--- begin ---
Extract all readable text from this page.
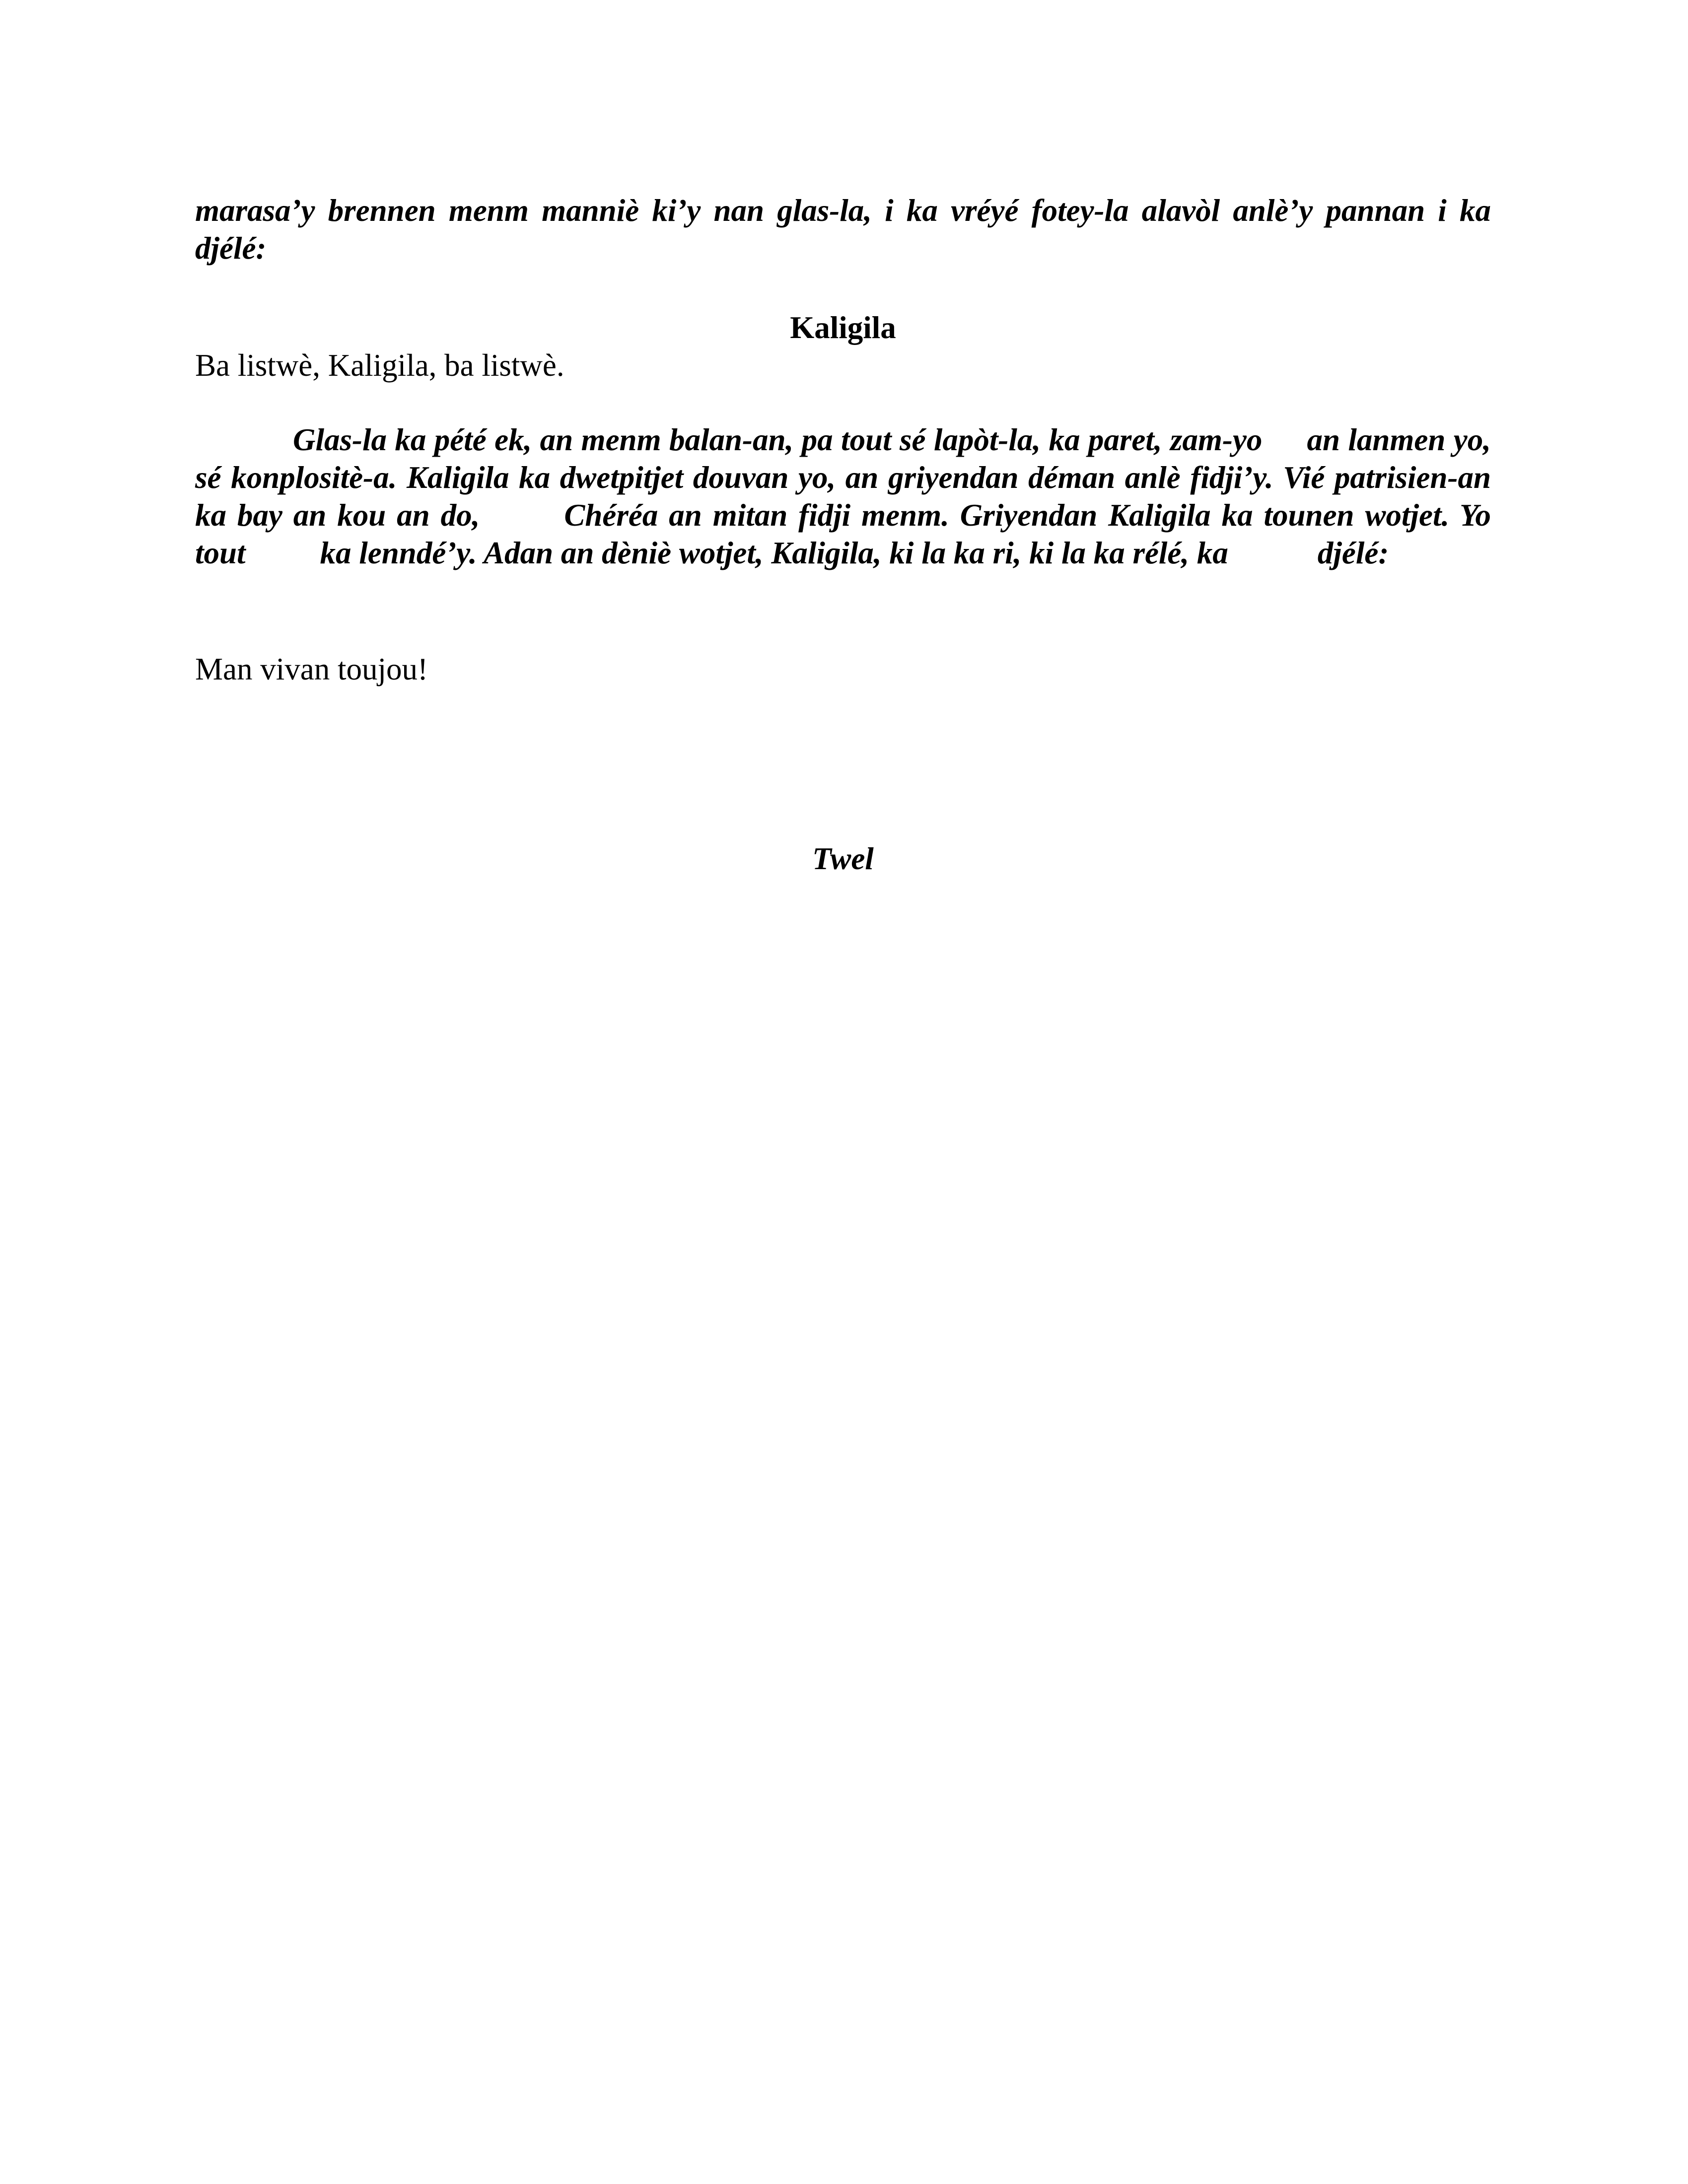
marasa’y brennen menm manniè ki’y nan glas-la, i ka vréyé fotey-la alavòl anlè’y pannan i ka djélé:

Kaligila

Ba listwè, Kaligila, ba listwè.

Glas-la ka pété ek, an menm balan-an, pa tout sé lapòt-la, ka paret, zam-yo an lanmen yo, sé konplositè-a. Kaligila ka dwetpitjet douvan yo, an griyendan déman anlè fidji’y. Vié patrisien-an ka bay an kou an do,	Chéréa an mitan fidji menm. Griyendan Kaligila ka tounen wotjet. Yo tout ka lenndé’y. Adan an dèniè wotjet, Kaligila, ki la ka ri, ki la ka rélé, ka	djélé:

Man vivan toujou!

Twel
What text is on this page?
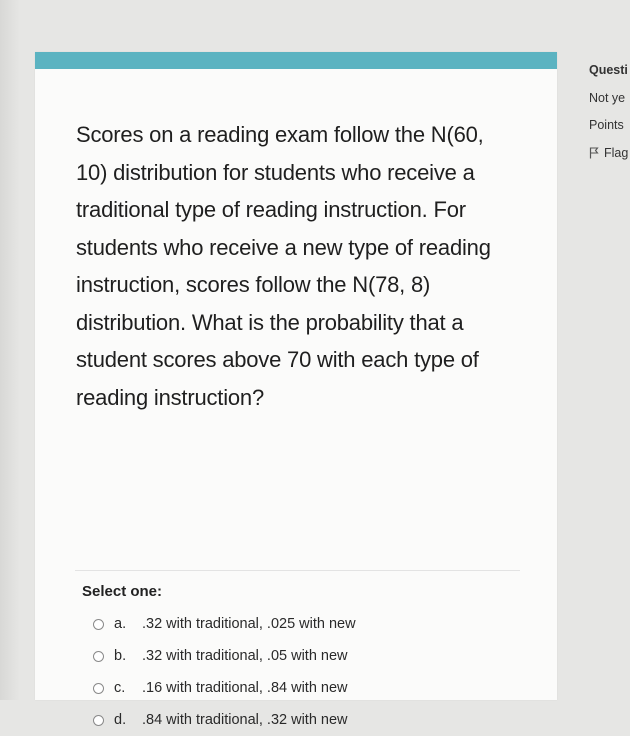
Scores on a reading exam follow the N(60, 10) distribution for students who receive a traditional type of reading instruction. For students who receive a new type of reading instruction, scores follow the N(78, 8) distribution. What is the probability that a student scores above 70 with each type of reading instruction?
Select one:
a.	.32 with traditional, .025 with new
b.	.32 with traditional, .05 with new
c.	.16 with traditional, .84 with new
d.	.84 with traditional, .32 with new
Questi
Not ye
Points
Flag
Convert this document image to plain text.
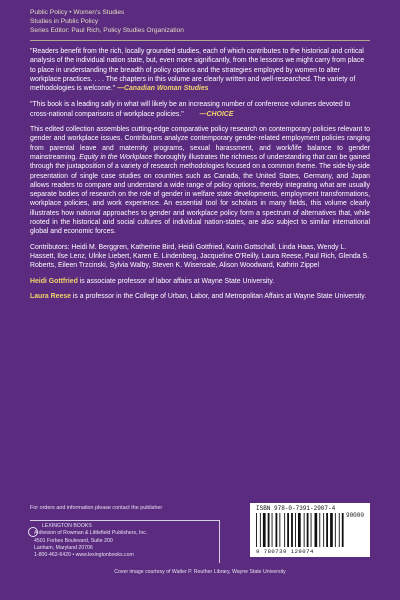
Public Policy • Women's Studies
Studies in Public Policy
Series Editor: Paul Rich, Policy Studies Organization

"Readers benefit from the rich, locally grounded studies, each of which contributes to the historical and critical analysis of the individual nation state, but, even more significantly, from the lessons we might carry from place to place in understanding the breadth of policy options and the strategies employed by women to alter workplace practices. . . . The chapters in this volume are clearly written and well-researched. The variety of methodologies is welcome." —Canadian Woman Studies

"This book is a leading sally in what will likely be an increasing number of conference volumes devoted to cross-national comparisons of workplace policies." —CHOICE

This edited collection assembles cutting-edge comparative policy research on contemporary policies relevant to gender and workplace issues. Contributors analyze contemporary gender-related employment policies ranging from parental leave and maternity programs, sexual harassment, and work/life balance to gender mainstreaming. Equity in the Workplace thoroughly illustrates the richness of understanding that can be gained through the juxtaposition of a variety of research methodologies focused on a common theme. The side-by-side presentation of single case studies on countries such as Canada, the United States, Germany, and Japan allows readers to compare and understand a wide range of policy options, thereby integrating what are usually separate bodies of research on the role of gender in welfare state developments, employment transformations, workplace policies, and work experience. An essential tool for scholars in many fields, this volume clearly illustrates how national approaches to gender and workplace policy form a spectrum of alternatives that, while rooted in the historical and social cultures of individual nation-states, are also subject to similar international global and economic forces.

Contributors: Heidi M. Berggren, Katherine Bird, Heidi Gottfried, Karin Gottschall, Linda Haas, Wendy L. Hassett, Ilse Lenz, Ulrike Liebert, Karen E. Lindenberg, Jacqueline O'Reilly, Laura Reese, Paul Rich, Glenda S. Roberts, Eileen Trzcinski, Sylvia Walby, Steven K. Wisensale, Alison Woodward, Kathrin Zippel

Heidi Gottfried is associate professor of labor affairs at Wayne State University.

Laura Reese is a professor in the College of Urban, Labor, and Metropolitan Affairs at Wayne State University.

For orders and information please contact the publisher
LEXINGTON BOOKS
A division of Rowman & Littlefield Publishers, Inc.
4501 Forbes Boulevard, Suite 200
Lanham, Maryland 20706
1-800-462-6420 • www.lexingtonbooks.com
ISBN 978-0-7391-2907-4
90000
9 780739 129074
Cover image courtesy of Walter P. Reuther Library, Wayne State University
--- end ---
## TASK GOAL
Transcribe all of the records above character for character. Exclude the pictures.

## WRITTEN RESPONSE
Extract all readable text from this page.
marasa’y brennen menm manniè ki’y nan glas-la, i ka vréyé fotey-la alavòl anlè’y pannan i ka djélé:

Kaligila

Ba listwè, Kaligila, ba listwè.

Glas-la ka pété ek, an menm balan-an, pa tout sé lapòt-la, ka paret, zam-yo an lanmen yo, sé konplositè-a. Kaligila ka dwetpitjet douvan yo, an griyendan déman anlè fidji’y. Vié patrisien-an ka bay an kou an do,	Chéréa an mitan fidji menm. Griyendan Kaligila ka tounen wotjet. Yo tout ka lenndé’y. Adan an dèniè wotjet, Kaligila, ki la ka ri, ki la ka rélé, ka	djélé:

Man vivan toujou!

Twel
What text is on this page?
Scores on a reading exam follow the N(60, 10) distribution for students who receive a traditional type of reading instruction. For students who receive a new type of reading instruction, scores follow the N(78, 8) distribution. What is the probability that a student scores above 70 with each type of reading instruction?
Select one:
a.	.32 with traditional, .025 with new
b.	.32 with traditional, .05 with new
c.	.16 with traditional, .84 with new
d.	.84 with traditional, .32 with new
Questi
Not ye
Points
Flag
Convert this document image to plain text.
Public Policy • Women's Studies
Studies in Public Policy
Series Editor: Paul Rich, Policy Studies Organization

"Readers benefit from the rich, locally grounded studies, each of which contributes to the historical and critical analysis of the individual nation state, but, even more significantly, from the lessons we might carry from place to place in understanding the breadth of policy options and the strategies employed by women to alter workplace practices. . . . The chapters in this volume are clearly written and well-researched. The variety of methodologies is welcome." —Canadian Woman Studies

"This book is a leading sally in what will likely be an increasing number of conference volumes devoted to cross-national comparisons of workplace policies." —CHOICE

This edited collection assembles cutting-edge comparative policy research on contemporary policies relevant to gender and workplace issues. Contributors analyze contemporary gender-related employment policies ranging from parental leave and maternity programs, sexual harassment, and work/life balance to gender mainstreaming. Equity in the Workplace thoroughly illustrates the richness of understanding that can be gained through the juxtaposition of a variety of research methodologies focused on a common theme. The side-by-side presentation of single case studies on countries such as Canada, the United States, Germany, and Japan allows readers to compare and understand a wide range of policy options, thereby integrating what are usually separate bodies of research on the role of gender in welfare state developments, employment transformations, workplace policies, and work experience. An essential tool for scholars in many fields, this volume clearly illustrates how national approaches to gender and workplace policy form a spectrum of alternatives that, while rooted in the historical and social cultures of individual nation-states, are also subject to similar international global and economic forces.

Contributors: Heidi M. Berggren, Katherine Bird, Heidi Gottfried, Karin Gottschall, Linda Haas, Wendy L. Hassett, Ilse Lenz, Ulrike Liebert, Karen E. Lindenberg, Jacqueline O'Reilly, Laura Reese, Paul Rich, Glenda S. Roberts, Eileen Trzcinski, Sylvia Walby, Steven K. Wisensale, Alison Woodward, Kathrin Zippel

Heidi Gottfried is associate professor of labor affairs at Wayne State University.

Laura Reese is a professor in the College of Urban, Labor, and Metropolitan Affairs at Wayne State University.

For orders and information please contact the publisher
LEXINGTON BOOKS
A division of Rowman & Littlefield Publishers, Inc.
4501 Forbes Boulevard, Suite 200
Lanham, Maryland 20706
1-800-462-6420 • www.lexingtonbooks.com
ISBN 978-0-7391-2907-4
90000
9 780739 129074
Cover image courtesy of Walter P. Reuther Library, Wayne State University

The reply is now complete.